Using the listing below, copy every line that mentions "CENTER".

[Start Data to use]

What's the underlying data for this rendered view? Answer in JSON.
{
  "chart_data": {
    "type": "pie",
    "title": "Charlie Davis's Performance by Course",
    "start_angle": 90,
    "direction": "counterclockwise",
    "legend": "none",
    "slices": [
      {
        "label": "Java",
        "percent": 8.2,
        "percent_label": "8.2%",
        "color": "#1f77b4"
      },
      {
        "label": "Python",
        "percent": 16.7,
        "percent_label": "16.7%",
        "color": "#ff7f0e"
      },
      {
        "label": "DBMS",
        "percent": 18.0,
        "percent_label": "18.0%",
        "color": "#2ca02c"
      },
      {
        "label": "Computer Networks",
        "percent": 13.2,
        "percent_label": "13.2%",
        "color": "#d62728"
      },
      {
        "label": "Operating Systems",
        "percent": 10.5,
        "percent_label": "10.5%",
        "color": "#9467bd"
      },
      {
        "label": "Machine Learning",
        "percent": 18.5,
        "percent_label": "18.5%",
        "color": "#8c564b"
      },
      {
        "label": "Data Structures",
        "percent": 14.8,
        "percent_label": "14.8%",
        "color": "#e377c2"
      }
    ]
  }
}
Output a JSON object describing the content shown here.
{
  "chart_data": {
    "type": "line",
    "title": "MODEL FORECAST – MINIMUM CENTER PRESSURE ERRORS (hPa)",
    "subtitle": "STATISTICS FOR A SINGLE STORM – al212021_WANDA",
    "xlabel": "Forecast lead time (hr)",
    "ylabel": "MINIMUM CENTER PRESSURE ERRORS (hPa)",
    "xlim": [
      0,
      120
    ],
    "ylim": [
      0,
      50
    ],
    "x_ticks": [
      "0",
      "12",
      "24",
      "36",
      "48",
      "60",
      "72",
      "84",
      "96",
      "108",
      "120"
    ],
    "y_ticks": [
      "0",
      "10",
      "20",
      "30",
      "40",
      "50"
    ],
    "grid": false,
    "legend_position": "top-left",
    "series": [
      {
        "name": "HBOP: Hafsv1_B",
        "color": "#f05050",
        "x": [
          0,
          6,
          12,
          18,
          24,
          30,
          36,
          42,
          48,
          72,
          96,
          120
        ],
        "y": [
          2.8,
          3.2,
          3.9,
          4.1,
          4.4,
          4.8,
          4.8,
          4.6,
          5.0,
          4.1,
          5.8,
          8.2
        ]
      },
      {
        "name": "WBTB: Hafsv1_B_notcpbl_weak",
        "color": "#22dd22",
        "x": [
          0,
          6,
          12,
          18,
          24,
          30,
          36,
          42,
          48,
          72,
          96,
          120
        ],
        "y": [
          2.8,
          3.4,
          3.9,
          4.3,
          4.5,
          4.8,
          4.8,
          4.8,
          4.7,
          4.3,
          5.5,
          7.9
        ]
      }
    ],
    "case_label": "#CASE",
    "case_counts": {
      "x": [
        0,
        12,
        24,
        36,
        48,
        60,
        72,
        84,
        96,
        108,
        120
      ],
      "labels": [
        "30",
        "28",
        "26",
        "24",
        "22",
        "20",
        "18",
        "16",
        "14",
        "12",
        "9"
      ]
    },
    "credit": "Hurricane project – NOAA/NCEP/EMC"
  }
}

[End Data to use]

= Problem solution =
    "title": "MODEL FORECAST – MINIMUM CENTER PRESSURE ERRORS (hPa)",
    "ylabel": "MINIMUM CENTER PRESSURE ERRORS (hPa)",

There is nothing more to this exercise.